- **Records from a data source**

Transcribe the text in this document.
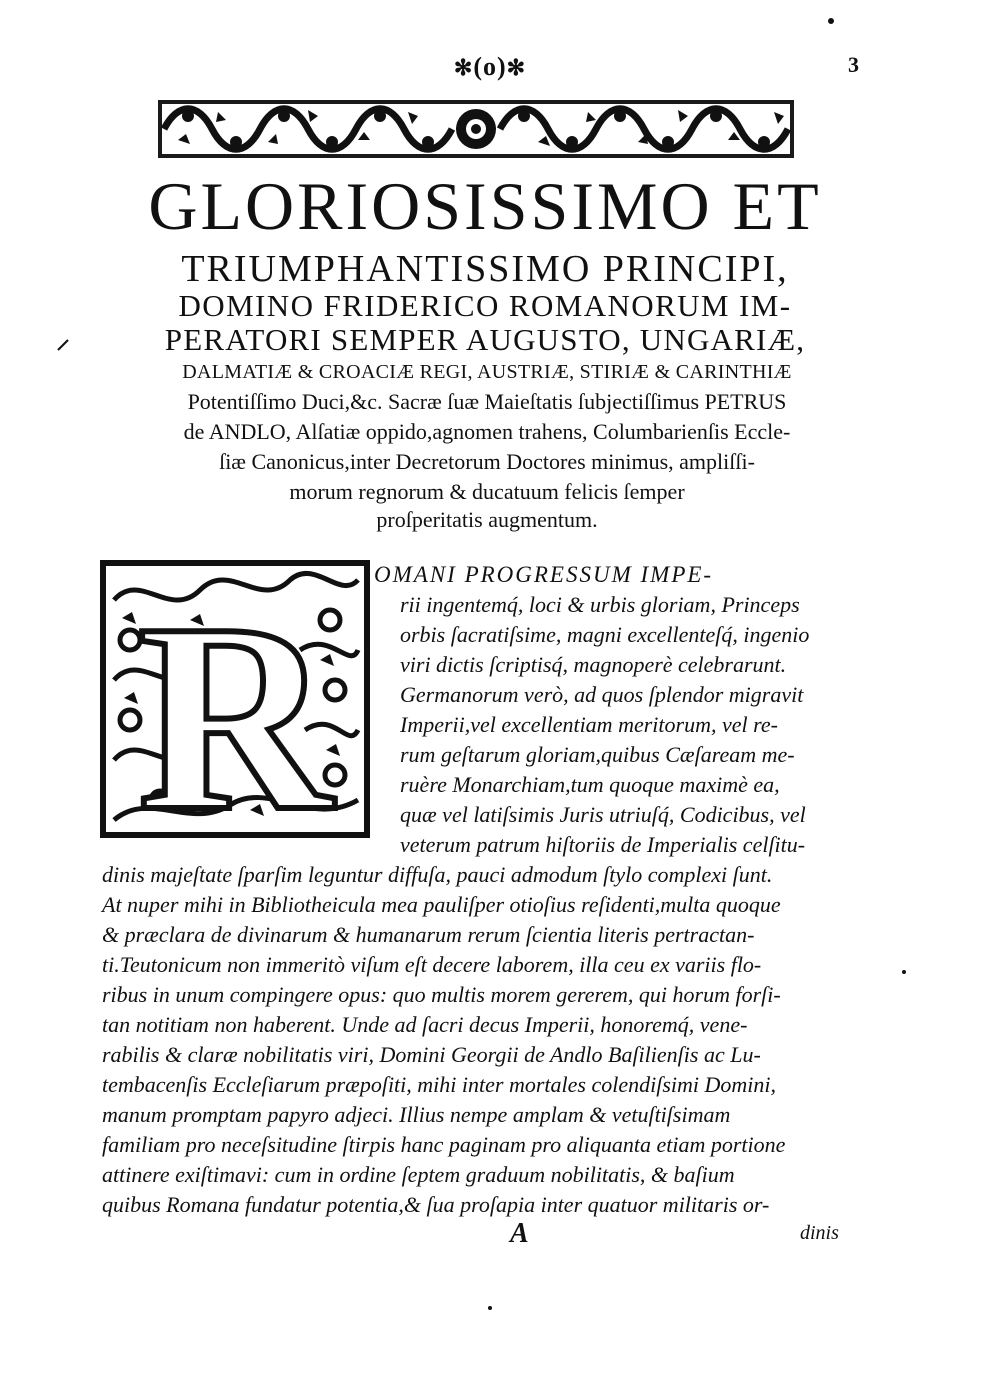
✻(o)✻	3
GLORIOSISSIMO ET
TRIUMPHANTISSIMO PRINCIPI,
DOMINO FRIDERICO ROMANORUM IM-
PERATORI SEMPER AUGUSTO, UNGARIÆ,
DALMATIÆ & CROACIÆ REGI, AUSTRIÆ, STIRIÆ & CARINTHIÆ
Potentiſſimo Duci,&c. Sacræ ſuæ Maieſtatis ſubjectiſſimus PETRUS
de ANDLO, Alſatiæ oppido,agnomen trahens, Columbarienſis Eccle-
ſiæ Canonicus,inter Decretorum Doctores minimus, ampliſſi-
morum regnorum & ducatuum felicis ſemper
proſperitatis augmentum.
R OMANI PROGRESSUM IMPE-
rii ingentemq́, loci & urbis gloriam, Princeps
orbis ſacratiſsime, magni excellenteſq́, ingenio
viri dictis ſcriptisq́, magnoperè celebrarunt.
Germanorum verò, ad quos ſplendor migravit
Imperii,vel excellentiam meritorum, vel re-
rum geſtarum gloriam,quibus Cæſaream me-
ruère Monarchiam,tum quoque maximè ea,
quæ vel latiſsimis Juris utriuſq́, Codicibus, vel
veterum patrum hiſtoriis de Imperialis celſitu-
dinis majeſtate ſparſim leguntur diffuſa, pauci admodum ſtylo complexi ſunt.
At nuper mihi in Bibliotheicula mea pauliſper otioſius reſidenti,multa quoque
& præclara de divinarum & humanarum rerum ſcientia literis pertractan-
ti.Teutonicum non immeritò viſum eſt decere laborem, illa ceu ex variis flo-
ribus in unum compingere opus: quo multis morem gererem, qui horum forſi-
tan notitiam non haberent. Unde ad ſacri decus Imperii, honoremq́, vene-
rabilis & claræ nobilitatis viri, Domini Georgii de Andlo Baſilienſis ac Lu-
tembacenſis Eccleſiarum præpoſiti, mihi inter mortales colendiſsimi Domini,
manum promptam papyro adjeci. Illius nempe amplam & vetuſtiſsimam
familiam pro neceſsitudine ſtirpis hanc paginam pro aliquanta etiam portione
attinere exiſtimavi: cum in ordine ſeptem graduum nobilitatis, & baſium
quibus Romana fundatur potentia,& ſua proſapia inter quatuor militaris or-
A	dinis
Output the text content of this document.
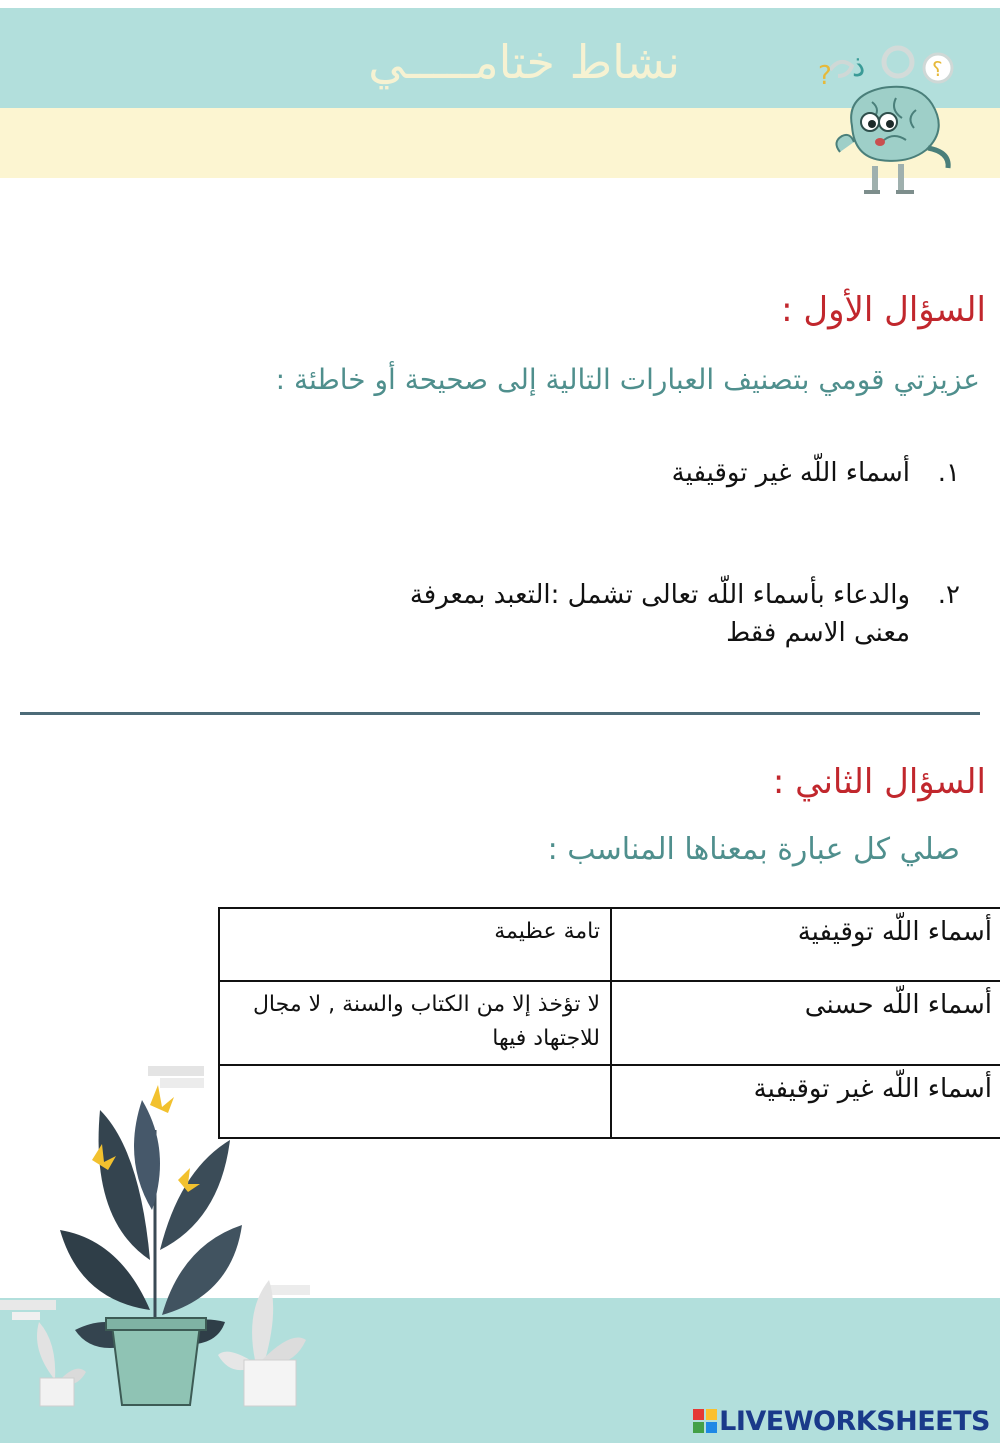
نشاط ختامـــــي	? ذ	؟
السؤال الأول :
عزيزتي قومي بتصنيف العبارات التالية إلى صحيحة أو خاطئة :
١.أسماء اللّه غير توقيفية
٢.والدعاء بأسماء اللّه تعالى تشمل :التعبد بمعرفة معنى الاسم فقط
السؤال الثاني :
صلي كل عبارة بمعناها المناسب :
أسماء اللّه توقيفية	تامة عظيمة
أسماء اللّه حسنى	لا تؤخذ إلا من الكتاب والسنة , لا مجال للاجتهاد فيها
أسماء اللّه غير توقيفية	
LIVEWORKSHEETS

- **Objective**
Return all the lines that contain the string "mihi".

- **Task response**
At nuper mihi in Bibliotheicula mea pauliſper otioſius reſidenti,multa quoque
tembacenſis Eccleſiarum præpoſiti, mihi inter mortales colendiſsimi Domini,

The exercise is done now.